_Exercise:_ The entries that follow should be duplicated in full, without a single alteration.

(Stored dataset items)
***

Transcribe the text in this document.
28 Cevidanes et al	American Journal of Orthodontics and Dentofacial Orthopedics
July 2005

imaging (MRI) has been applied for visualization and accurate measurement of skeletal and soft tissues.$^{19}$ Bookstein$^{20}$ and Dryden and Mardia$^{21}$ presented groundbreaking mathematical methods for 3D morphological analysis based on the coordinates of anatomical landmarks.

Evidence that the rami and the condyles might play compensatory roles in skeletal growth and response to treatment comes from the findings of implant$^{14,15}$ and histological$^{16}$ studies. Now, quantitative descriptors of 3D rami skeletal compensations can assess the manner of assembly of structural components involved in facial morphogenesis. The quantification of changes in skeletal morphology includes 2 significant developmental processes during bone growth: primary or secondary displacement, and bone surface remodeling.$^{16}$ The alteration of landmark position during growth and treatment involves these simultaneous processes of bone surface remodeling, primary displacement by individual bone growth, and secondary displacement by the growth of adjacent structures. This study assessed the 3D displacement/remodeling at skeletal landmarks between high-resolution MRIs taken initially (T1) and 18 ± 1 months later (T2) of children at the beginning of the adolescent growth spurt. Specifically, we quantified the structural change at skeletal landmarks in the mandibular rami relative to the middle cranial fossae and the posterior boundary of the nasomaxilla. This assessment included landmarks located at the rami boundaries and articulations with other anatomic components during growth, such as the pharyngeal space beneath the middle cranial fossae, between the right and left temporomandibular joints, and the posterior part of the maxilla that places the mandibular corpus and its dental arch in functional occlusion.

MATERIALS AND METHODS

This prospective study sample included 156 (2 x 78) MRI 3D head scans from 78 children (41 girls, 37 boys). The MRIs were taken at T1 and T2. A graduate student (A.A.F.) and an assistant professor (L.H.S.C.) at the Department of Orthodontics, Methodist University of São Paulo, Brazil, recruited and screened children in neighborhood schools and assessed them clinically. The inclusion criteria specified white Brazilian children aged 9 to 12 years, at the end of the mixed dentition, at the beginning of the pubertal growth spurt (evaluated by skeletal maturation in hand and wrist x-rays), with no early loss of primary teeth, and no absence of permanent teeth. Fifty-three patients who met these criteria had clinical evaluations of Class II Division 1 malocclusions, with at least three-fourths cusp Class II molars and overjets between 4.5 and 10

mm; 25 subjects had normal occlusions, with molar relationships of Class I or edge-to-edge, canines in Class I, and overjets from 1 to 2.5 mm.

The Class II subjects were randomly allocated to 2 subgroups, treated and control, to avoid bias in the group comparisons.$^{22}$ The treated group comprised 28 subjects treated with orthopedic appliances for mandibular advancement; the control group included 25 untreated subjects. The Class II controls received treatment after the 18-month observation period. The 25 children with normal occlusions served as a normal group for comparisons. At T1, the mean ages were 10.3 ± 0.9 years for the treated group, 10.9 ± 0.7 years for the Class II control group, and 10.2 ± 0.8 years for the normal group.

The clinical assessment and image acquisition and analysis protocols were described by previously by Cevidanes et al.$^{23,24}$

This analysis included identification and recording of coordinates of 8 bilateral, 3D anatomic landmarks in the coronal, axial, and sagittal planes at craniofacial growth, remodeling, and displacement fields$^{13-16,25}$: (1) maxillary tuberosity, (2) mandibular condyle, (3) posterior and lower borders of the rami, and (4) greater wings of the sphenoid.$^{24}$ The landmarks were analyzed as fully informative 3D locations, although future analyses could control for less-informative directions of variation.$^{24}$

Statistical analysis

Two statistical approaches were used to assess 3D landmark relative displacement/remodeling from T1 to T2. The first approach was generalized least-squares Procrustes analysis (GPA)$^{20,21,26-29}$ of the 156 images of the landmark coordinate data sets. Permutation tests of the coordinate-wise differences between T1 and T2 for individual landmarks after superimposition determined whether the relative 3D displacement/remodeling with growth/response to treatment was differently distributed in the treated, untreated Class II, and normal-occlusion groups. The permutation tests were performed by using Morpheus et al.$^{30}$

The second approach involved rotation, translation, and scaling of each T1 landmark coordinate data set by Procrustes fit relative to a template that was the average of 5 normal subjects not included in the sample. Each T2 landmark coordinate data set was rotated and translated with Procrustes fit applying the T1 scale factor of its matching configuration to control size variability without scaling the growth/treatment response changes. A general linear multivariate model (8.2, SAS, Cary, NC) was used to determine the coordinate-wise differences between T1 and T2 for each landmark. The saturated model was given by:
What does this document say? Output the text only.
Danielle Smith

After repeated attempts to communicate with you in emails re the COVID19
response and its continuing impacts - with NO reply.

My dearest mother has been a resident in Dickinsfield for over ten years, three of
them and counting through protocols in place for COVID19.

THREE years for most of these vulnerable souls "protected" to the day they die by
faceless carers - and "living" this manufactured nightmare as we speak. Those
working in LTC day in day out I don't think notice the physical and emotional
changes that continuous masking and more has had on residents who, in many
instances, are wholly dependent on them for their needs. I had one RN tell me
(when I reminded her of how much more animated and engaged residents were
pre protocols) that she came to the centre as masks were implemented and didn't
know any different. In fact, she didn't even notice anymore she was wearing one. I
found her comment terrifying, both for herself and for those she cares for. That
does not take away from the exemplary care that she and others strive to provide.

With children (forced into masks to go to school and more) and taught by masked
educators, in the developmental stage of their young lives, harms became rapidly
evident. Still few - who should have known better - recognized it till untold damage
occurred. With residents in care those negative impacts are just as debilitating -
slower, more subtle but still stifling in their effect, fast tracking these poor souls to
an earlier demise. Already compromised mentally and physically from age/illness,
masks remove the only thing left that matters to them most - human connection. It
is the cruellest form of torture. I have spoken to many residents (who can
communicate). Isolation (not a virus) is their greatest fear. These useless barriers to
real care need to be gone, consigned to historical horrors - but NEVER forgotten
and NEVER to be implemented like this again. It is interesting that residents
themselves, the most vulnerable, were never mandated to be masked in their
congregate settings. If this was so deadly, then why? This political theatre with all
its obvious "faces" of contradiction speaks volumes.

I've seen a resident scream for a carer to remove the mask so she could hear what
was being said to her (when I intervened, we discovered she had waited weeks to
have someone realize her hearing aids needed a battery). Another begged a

***

_Written solution:_
Transcribe the text in this document.
28 Cevidanes et al	American Journal of Orthodontics and Dentofacial Orthopedics
July 2005

imaging (MRI) has been applied for visualization and accurate measurement of skeletal and soft tissues.$^{19}$ Bookstein$^{20}$ and Dryden and Mardia$^{21}$ presented groundbreaking mathematical methods for 3D morphological analysis based on the coordinates of anatomical landmarks.

Evidence that the rami and the condyles might play compensatory roles in skeletal growth and response to treatment comes from the findings of implant$^{14,15}$ and histological$^{16}$ studies. Now, quantitative descriptors of 3D rami skeletal compensations can assess the manner of assembly of structural components involved in facial morphogenesis. The quantification of changes in skeletal morphology includes 2 significant developmental processes during bone growth: primary or secondary displacement, and bone surface remodeling.$^{16}$ The alteration of landmark position during growth and treatment involves these simultaneous processes of bone surface remodeling, primary displacement by individual bone growth, and secondary displacement by the growth of adjacent structures. This study assessed the 3D displacement/remodeling at skeletal landmarks between high-resolution MRIs taken initially (T1) and 18 ± 1 months later (T2) of children at the beginning of the adolescent growth spurt. Specifically, we quantified the structural change at skeletal landmarks in the mandibular rami relative to the middle cranial fossae and the posterior boundary of the nasomaxilla. This assessment included landmarks located at the rami boundaries and articulations with other anatomic components during growth, such as the pharyngeal space beneath the middle cranial fossae, between the right and left temporomandibular joints, and the posterior part of the maxilla that places the mandibular corpus and its dental arch in functional occlusion.

MATERIALS AND METHODS

This prospective study sample included 156 (2 x 78) MRI 3D head scans from 78 children (41 girls, 37 boys). The MRIs were taken at T1 and T2. A graduate student (A.A.F.) and an assistant professor (L.H.S.C.) at the Department of Orthodontics, Methodist University of São Paulo, Brazil, recruited and screened children in neighborhood schools and assessed them clinically. The inclusion criteria specified white Brazilian children aged 9 to 12 years, at the end of the mixed dentition, at the beginning of the pubertal growth spurt (evaluated by skeletal maturation in hand and wrist x-rays), with no early loss of primary teeth, and no absence of permanent teeth. Fifty-three patients who met these criteria had clinical evaluations of Class II Division 1 malocclusions, with at least three-fourths cusp Class II molars and overjets between 4.5 and 10

mm; 25 subjects had normal occlusions, with molar relationships of Class I or edge-to-edge, canines in Class I, and overjets from 1 to 2.5 mm.

The Class II subjects were randomly allocated to 2 subgroups, treated and control, to avoid bias in the group comparisons.$^{22}$ The treated group comprised 28 subjects treated with orthopedic appliances for mandibular advancement; the control group included 25 untreated subjects. The Class II controls received treatment after the 18-month observation period. The 25 children with normal occlusions served as a normal group for comparisons. At T1, the mean ages were 10.3 ± 0.9 years for the treated group, 10.9 ± 0.7 years for the Class II control group, and 10.2 ± 0.8 years for the normal group.

The clinical assessment and image acquisition and analysis protocols were described by previously by Cevidanes et al.$^{23,24}$

This analysis included identification and recording of coordinates of 8 bilateral, 3D anatomic landmarks in the coronal, axial, and sagittal planes at craniofacial growth, remodeling, and displacement fields$^{13-16,25}$: (1) maxillary tuberosity, (2) mandibular condyle, (3) posterior and lower borders of the rami, and (4) greater wings of the sphenoid.$^{24}$ The landmarks were analyzed as fully informative 3D locations, although future analyses could control for less-informative directions of variation.$^{24}$

Statistical analysis

Two statistical approaches were used to assess 3D landmark relative displacement/remodeling from T1 to T2. The first approach was generalized least-squares Procrustes analysis (GPA)$^{20,21,26-29}$ of the 156 images of the landmark coordinate data sets. Permutation tests of the coordinate-wise differences between T1 and T2 for individual landmarks after superimposition determined whether the relative 3D displacement/remodeling with growth/response to treatment was differently distributed in the treated, untreated Class II, and normal-occlusion groups. The permutation tests were performed by using Morpheus et al.$^{30}$

The second approach involved rotation, translation, and scaling of each T1 landmark coordinate data set by Procrustes fit relative to a template that was the average of 5 normal subjects not included in the sample. Each T2 landmark coordinate data set was rotated and translated with Procrustes fit applying the T1 scale factor of its matching configuration to control size variability without scaling the growth/treatment response changes. A general linear multivariate model (8.2, SAS, Cary, NC) was used to determine the coordinate-wise differences between T1 and T2 for each landmark. The saturated model was given by:
What does this document say? Output the text only.
Danielle Smith

After repeated attempts to communicate with you in emails re the COVID19
response and its continuing impacts - with NO reply.

My dearest mother has been a resident in Dickinsfield for over ten years, three of
them and counting through protocols in place for COVID19.

THREE years for most of these vulnerable souls "protected" to the day they die by
faceless carers - and "living" this manufactured nightmare as we speak. Those
working in LTC day in day out I don't think notice the physical and emotional
changes that continuous masking and more has had on residents who, in many
instances, are wholly dependent on them for their needs. I had one RN tell me
(when I reminded her of how much more animated and engaged residents were
pre protocols) that she came to the centre as masks were implemented and didn't
know any different. In fact, she didn't even notice anymore she was wearing one. I
found her comment terrifying, both for herself and for those she cares for. That
does not take away from the exemplary care that she and others strive to provide.

With children (forced into masks to go to school and more) and taught by masked
educators, in the developmental stage of their young lives, harms became rapidly
evident. Still few - who should have known better - recognized it till untold damage
occurred. With residents in care those negative impacts are just as debilitating -
slower, more subtle but still stifling in their effect, fast tracking these poor souls to
an earlier demise. Already compromised mentally and physically from age/illness,
masks remove the only thing left that matters to them most - human connection. It
is the cruellest form of torture. I have spoken to many residents (who can
communicate). Isolation (not a virus) is their greatest fear. These useless barriers to
real care need to be gone, consigned to historical horrors - but NEVER forgotten
and NEVER to be implemented like this again. It is interesting that residents
themselves, the most vulnerable, were never mandated to be masked in their
congregate settings. If this was so deadly, then why? This political theatre with all
its obvious "faces" of contradiction speaks volumes.

I've seen a resident scream for a carer to remove the mask so she could hear what
was being said to her (when I intervened, we discovered she had waited weeks to
have someone realize her hearing aids needed a battery). Another begged a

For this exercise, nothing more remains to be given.